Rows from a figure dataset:
+ + +
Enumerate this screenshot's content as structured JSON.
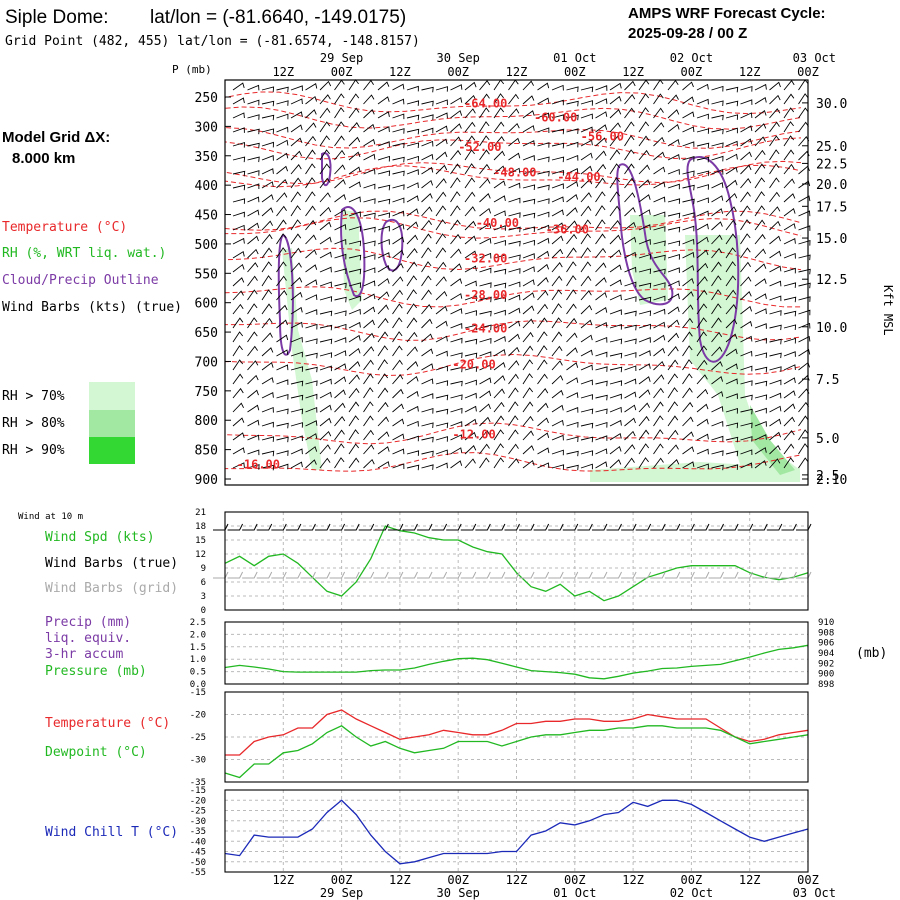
{
  "header": {
    "station": "Siple Dome:",
    "latlon": "lat/lon = (-81.6640, -149.0175)",
    "gridpoint": "Grid Point (482, 455) lat/lon = (-81.6574, -148.8157)",
    "cycle_label": "AMPS WRF Forecast Cycle:",
    "cycle_value": "2025-09-28 / 00  Z"
  },
  "sidebar": {
    "grid_label": "Model Grid ΔX:",
    "grid_value": "8.000 km",
    "legend": [
      {
        "text": "Temperature (°C)",
        "color": "#e8282a"
      },
      {
        "text": "RH (%, WRT liq. wat.)",
        "color": "#22b822"
      },
      {
        "text": "Cloud/Precip Outline",
        "color": "#7b3aa5"
      },
      {
        "text": "Wind Barbs (kts) (true)",
        "color": "#000000"
      }
    ],
    "rh_scale": [
      {
        "text": "RH > 70%",
        "color": "#d2f7d2"
      },
      {
        "text": "RH > 80%",
        "color": "#a2e8a2"
      },
      {
        "text": "RH > 90%",
        "color": "#33d833"
      }
    ]
  },
  "time_axis": {
    "hour_labels": [
      "12Z",
      "00Z",
      "12Z",
      "00Z",
      "12Z",
      "00Z",
      "12Z",
      "00Z",
      "12Z",
      "00Z"
    ],
    "hour_steps": [
      0.5,
      1,
      1.5,
      2,
      2.5,
      3,
      3.5,
      4,
      4.5,
      5
    ],
    "date_labels": [
      "29 Sep",
      "30 Sep",
      "01 Oct",
      "02 Oct",
      "03 Oct"
    ],
    "date_steps": [
      1,
      2,
      3,
      4,
      5
    ],
    "steps": [
      0,
      0.125,
      0.25,
      0.375,
      0.5,
      0.625,
      0.75,
      0.875,
      1,
      1.125,
      1.25,
      1.375,
      1.5,
      1.625,
      1.75,
      1.875,
      2,
      2.125,
      2.25,
      2.375,
      2.5,
      2.625,
      2.75,
      2.875,
      3,
      3.125,
      3.25,
      3.375,
      3.5,
      3.625,
      3.75,
      3.875,
      4,
      4.125,
      4.25,
      4.375,
      4.5,
      4.625,
      4.75,
      4.875,
      5
    ]
  },
  "chart_data": [
    {
      "type": "heatmap",
      "ylabel": "P (mb)",
      "y2label": "Kft MSL",
      "pressure_ticks": [
        250,
        300,
        350,
        400,
        450,
        500,
        550,
        600,
        650,
        700,
        750,
        800,
        850,
        900
      ],
      "height_ticks": [
        {
          "p": 260,
          "label": "30.0"
        },
        {
          "p": 333,
          "label": "25.0"
        },
        {
          "p": 363,
          "label": "22.5"
        },
        {
          "p": 398,
          "label": "20.0"
        },
        {
          "p": 436,
          "label": "17.5"
        },
        {
          "p": 490,
          "label": "15.0"
        },
        {
          "p": 560,
          "label": "12.5"
        },
        {
          "p": 641,
          "label": "10.0"
        },
        {
          "p": 730,
          "label": "7.5"
        },
        {
          "p": 830,
          "label": "5.0"
        },
        {
          "p": 893,
          "label": "2.5"
        },
        {
          "p": 900,
          "label": "2.10"
        }
      ],
      "temperature_labels": [
        {
          "t": 2.05,
          "p": 268,
          "label": "-64.00"
        },
        {
          "t": 2.65,
          "p": 292,
          "label": "-60.00"
        },
        {
          "t": 3.05,
          "p": 324,
          "label": "-56.00"
        },
        {
          "t": 2.0,
          "p": 342,
          "label": "-52.00"
        },
        {
          "t": 2.3,
          "p": 385,
          "label": "-48.00"
        },
        {
          "t": 2.85,
          "p": 393,
          "label": "-44.00"
        },
        {
          "t": 2.15,
          "p": 471,
          "label": "-40.00"
        },
        {
          "t": 2.75,
          "p": 482,
          "label": "-36.00"
        },
        {
          "t": 2.05,
          "p": 532,
          "label": "-32.00"
        },
        {
          "t": 2.05,
          "p": 594,
          "label": "-28.00"
        },
        {
          "t": 2.05,
          "p": 651,
          "label": "-24.00"
        },
        {
          "t": 1.95,
          "p": 712,
          "label": "-20.00"
        },
        {
          "t": 1.95,
          "p": 831,
          "label": "-12.00"
        },
        {
          "t": 0.1,
          "p": 882,
          "label": "-16.00"
        }
      ]
    },
    {
      "type": "line",
      "title": "Wind at 10 m",
      "legend": [
        {
          "text": "Wind Spd (kts)",
          "color": "#22b822"
        },
        {
          "text": "Wind Barbs (true)",
          "color": "#000000"
        },
        {
          "text": "Wind Barbs (grid)",
          "color": "#aaaaaa"
        }
      ],
      "ylim": [
        0,
        21
      ],
      "yticks": [
        0,
        3,
        6,
        9,
        12,
        15,
        18,
        21
      ],
      "series": [
        {
          "color": "#22b822",
          "values": [
            10,
            11.5,
            9.5,
            11.5,
            12,
            10,
            7,
            4,
            3,
            6,
            11,
            18,
            17,
            16.5,
            15.5,
            15,
            15,
            13.5,
            12.5,
            12,
            8,
            5,
            4,
            5.5,
            3,
            4,
            2,
            3,
            5,
            7,
            8,
            9,
            9.5,
            9.5,
            9.5,
            9.5,
            8,
            7,
            6.5,
            7,
            8
          ]
        }
      ]
    },
    {
      "type": "line",
      "legend": [
        {
          "text": "Precip (mm)",
          "color": "#7b3aa5"
        },
        {
          "text": "liq. equiv.",
          "color": "#7b3aa5"
        },
        {
          "text": "3-hr accum",
          "color": "#7b3aa5"
        },
        {
          "text": "Pressure (mb)",
          "color": "#22b822"
        }
      ],
      "ylim": [
        0,
        2.5
      ],
      "yticks": [
        0,
        0.5,
        1,
        1.5,
        2,
        2.5
      ],
      "ytick_labels": [
        "0.0",
        "0.5",
        "1.0",
        "1.5",
        "2.0",
        "2.5"
      ],
      "y2lim": [
        898,
        910
      ],
      "y2ticks": [
        898,
        900,
        902,
        904,
        906,
        908,
        910
      ],
      "y2label": "(mb)",
      "series": [
        {
          "color": "#22b822",
          "axis": "right",
          "values": [
            901.2,
            901.6,
            901.3,
            900.9,
            900.4,
            900.3,
            900.3,
            900.3,
            900.3,
            900.3,
            900.6,
            900.7,
            900.7,
            901.1,
            901.8,
            902.4,
            902.9,
            903,
            902.7,
            902.0,
            901.3,
            900.6,
            900.4,
            900.2,
            899.9,
            899.2,
            899.0,
            899.5,
            900.1,
            900.5,
            901.0,
            901.1,
            901.4,
            901.6,
            901.8,
            902.5,
            903.2,
            904.0,
            904.7,
            905.0,
            905.5
          ]
        }
      ]
    },
    {
      "type": "line",
      "legend": [
        {
          "text": "Temperature (°C)",
          "color": "#e8282a"
        },
        {
          "text": "Dewpoint (°C)",
          "color": "#22b822"
        }
      ],
      "ylim": [
        -35,
        -15
      ],
      "yticks": [
        -35,
        -30,
        -25,
        -20,
        -15
      ],
      "series": [
        {
          "color": "#e8282a",
          "values": [
            -29,
            -29,
            -26,
            -25,
            -24.5,
            -23,
            -23,
            -20,
            -19,
            -21,
            -22.5,
            -24,
            -25.5,
            -25,
            -24.5,
            -23.5,
            -24,
            -24.5,
            -24.5,
            -23.5,
            -22,
            -22,
            -21.5,
            -21.5,
            -21,
            -21,
            -21.5,
            -21.5,
            -21,
            -20,
            -20.5,
            -21,
            -21,
            -21,
            -23,
            -25,
            -26,
            -25.5,
            -24.5,
            -24,
            -23.5
          ]
        },
        {
          "color": "#22b822",
          "values": [
            -33,
            -34,
            -31,
            -31,
            -28.5,
            -28,
            -26.5,
            -24,
            -22.5,
            -25,
            -27,
            -26,
            -27.5,
            -28.5,
            -28,
            -27.5,
            -26,
            -26,
            -26,
            -27,
            -26,
            -25,
            -24.5,
            -24.5,
            -24,
            -23.5,
            -23.5,
            -23,
            -23,
            -22.5,
            -22.5,
            -23,
            -23,
            -23,
            -23.5,
            -25,
            -26.5,
            -26,
            -25.5,
            -25,
            -24.5
          ]
        }
      ]
    },
    {
      "type": "line",
      "legend": [
        {
          "text": "Wind Chill T (°C)",
          "color": "#1c2ab8"
        }
      ],
      "ylim": [
        -55,
        -15
      ],
      "yticks": [
        -55,
        -50,
        -45,
        -40,
        -35,
        -30,
        -25,
        -20,
        -15
      ],
      "series": [
        {
          "color": "#1c2ab8",
          "values": [
            -46,
            -47,
            -37,
            -38,
            -38,
            -38,
            -34,
            -26,
            -20,
            -27,
            -37,
            -45,
            -51,
            -50,
            -48,
            -46,
            -46,
            -46,
            -46,
            -45,
            -45,
            -37,
            -35,
            -31,
            -32,
            -30,
            -27,
            -26,
            -21,
            -23,
            -20,
            -20,
            -22,
            -26,
            -30,
            -34,
            -38,
            -40,
            -38,
            -36,
            -34
          ]
        }
      ]
    }
  ]
}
+ + +
What is needed:
In the lines above, locate the string "Precip". Copy every line where it occurs.

Finished answer:
        "text": "Cloud/Precip Outline",
          "text": "Precip (mm)",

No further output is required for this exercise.